# Exercise aim
From the listing below, return each line that includes "JSON".

Records from a dataset

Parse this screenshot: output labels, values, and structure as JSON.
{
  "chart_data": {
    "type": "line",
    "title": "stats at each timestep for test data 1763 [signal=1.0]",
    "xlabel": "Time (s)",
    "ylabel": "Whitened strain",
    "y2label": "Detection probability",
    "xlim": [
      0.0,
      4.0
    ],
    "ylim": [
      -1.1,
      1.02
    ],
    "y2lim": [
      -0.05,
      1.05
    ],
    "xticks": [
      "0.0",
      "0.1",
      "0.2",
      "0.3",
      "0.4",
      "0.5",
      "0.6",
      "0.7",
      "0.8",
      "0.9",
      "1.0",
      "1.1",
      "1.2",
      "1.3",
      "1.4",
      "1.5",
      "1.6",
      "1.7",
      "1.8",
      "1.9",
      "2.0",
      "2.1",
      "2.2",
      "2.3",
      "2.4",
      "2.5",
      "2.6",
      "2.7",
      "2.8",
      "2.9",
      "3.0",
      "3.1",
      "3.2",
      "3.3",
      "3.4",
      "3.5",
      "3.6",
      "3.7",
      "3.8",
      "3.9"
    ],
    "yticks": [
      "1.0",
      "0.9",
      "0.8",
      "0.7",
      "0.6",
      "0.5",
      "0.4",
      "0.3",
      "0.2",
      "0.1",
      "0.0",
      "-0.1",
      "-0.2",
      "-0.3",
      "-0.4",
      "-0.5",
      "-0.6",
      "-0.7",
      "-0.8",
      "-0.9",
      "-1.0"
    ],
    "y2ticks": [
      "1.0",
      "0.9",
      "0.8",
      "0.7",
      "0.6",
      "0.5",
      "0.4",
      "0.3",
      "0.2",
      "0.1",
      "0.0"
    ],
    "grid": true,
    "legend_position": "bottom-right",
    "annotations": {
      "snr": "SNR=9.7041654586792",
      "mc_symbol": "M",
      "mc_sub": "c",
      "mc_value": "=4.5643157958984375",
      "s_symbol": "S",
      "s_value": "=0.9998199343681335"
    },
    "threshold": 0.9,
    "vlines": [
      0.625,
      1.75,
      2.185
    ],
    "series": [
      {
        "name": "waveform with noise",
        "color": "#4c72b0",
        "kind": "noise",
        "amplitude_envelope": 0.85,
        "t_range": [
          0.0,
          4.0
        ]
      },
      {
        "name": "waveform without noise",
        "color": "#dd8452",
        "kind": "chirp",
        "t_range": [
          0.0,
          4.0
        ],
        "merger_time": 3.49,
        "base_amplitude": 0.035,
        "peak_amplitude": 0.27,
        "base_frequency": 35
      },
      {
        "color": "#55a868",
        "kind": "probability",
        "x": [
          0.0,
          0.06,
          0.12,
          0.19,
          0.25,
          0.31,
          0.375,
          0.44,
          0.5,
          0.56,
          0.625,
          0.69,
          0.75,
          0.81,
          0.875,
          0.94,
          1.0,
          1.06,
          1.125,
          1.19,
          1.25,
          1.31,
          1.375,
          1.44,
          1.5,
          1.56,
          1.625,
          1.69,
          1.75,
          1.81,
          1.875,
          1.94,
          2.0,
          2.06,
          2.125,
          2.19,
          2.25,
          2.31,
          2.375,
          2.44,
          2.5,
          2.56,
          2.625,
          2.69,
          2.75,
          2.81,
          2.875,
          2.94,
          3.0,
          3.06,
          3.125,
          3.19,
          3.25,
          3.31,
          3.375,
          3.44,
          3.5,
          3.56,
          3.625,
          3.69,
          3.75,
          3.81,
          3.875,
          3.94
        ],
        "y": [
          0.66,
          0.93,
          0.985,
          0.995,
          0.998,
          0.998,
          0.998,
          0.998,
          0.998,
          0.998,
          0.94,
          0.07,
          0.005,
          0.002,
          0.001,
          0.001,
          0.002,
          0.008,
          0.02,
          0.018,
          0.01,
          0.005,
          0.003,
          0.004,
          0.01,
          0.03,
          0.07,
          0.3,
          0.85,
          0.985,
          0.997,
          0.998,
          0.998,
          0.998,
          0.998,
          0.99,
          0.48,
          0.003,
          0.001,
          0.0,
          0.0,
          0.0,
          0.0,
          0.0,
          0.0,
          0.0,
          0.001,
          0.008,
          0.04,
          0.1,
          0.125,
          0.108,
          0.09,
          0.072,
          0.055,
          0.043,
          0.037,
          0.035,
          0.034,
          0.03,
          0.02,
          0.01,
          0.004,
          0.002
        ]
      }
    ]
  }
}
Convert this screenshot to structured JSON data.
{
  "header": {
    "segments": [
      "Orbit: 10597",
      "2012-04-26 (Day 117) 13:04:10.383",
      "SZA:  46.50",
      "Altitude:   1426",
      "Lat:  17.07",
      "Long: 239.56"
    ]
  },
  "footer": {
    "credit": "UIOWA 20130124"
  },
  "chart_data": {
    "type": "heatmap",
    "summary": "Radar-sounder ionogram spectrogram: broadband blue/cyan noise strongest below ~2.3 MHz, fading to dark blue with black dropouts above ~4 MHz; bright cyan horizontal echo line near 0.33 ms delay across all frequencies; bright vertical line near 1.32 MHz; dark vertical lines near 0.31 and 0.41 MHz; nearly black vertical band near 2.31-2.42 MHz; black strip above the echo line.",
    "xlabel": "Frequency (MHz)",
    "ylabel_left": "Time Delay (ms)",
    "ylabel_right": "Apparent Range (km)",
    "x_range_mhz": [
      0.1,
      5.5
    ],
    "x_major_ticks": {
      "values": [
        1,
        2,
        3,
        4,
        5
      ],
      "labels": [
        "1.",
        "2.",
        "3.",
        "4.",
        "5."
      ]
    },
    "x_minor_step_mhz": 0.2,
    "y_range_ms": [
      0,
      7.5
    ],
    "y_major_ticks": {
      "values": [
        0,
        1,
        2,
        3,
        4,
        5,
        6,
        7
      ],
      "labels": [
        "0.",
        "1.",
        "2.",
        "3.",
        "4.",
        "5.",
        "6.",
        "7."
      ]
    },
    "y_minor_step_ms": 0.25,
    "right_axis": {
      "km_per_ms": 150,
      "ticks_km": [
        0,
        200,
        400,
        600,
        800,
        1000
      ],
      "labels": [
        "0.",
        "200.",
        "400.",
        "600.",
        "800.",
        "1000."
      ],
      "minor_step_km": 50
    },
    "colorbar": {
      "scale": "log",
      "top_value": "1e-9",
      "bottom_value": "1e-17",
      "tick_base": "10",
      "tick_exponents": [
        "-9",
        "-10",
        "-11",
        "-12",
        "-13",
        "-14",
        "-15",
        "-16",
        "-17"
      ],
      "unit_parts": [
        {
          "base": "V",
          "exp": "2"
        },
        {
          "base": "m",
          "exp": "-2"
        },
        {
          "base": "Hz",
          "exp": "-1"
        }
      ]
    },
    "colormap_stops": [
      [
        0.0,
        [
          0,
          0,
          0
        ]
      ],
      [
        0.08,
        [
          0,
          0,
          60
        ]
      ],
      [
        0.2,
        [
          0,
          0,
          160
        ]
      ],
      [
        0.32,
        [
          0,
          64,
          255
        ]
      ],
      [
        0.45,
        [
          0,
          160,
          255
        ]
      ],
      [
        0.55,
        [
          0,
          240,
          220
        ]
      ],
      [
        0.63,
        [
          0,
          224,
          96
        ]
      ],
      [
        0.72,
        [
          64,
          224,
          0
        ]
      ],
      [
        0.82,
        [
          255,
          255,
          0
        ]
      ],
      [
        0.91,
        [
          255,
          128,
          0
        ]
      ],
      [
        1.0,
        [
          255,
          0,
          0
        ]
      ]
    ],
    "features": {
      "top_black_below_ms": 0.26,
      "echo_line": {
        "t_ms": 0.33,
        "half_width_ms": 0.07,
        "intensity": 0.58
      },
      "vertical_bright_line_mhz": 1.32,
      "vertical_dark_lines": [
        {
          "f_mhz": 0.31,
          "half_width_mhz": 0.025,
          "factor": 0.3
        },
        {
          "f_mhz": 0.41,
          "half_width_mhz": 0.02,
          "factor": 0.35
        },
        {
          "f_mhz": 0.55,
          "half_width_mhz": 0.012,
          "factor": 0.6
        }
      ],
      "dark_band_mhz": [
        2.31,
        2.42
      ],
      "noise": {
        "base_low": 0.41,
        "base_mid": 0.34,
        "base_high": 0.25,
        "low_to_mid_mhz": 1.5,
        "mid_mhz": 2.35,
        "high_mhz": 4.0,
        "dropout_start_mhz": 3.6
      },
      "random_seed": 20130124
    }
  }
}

# Right answer
Parse this screenshot: output labels, values, and structure as JSON.
Convert this screenshot to structured JSON data.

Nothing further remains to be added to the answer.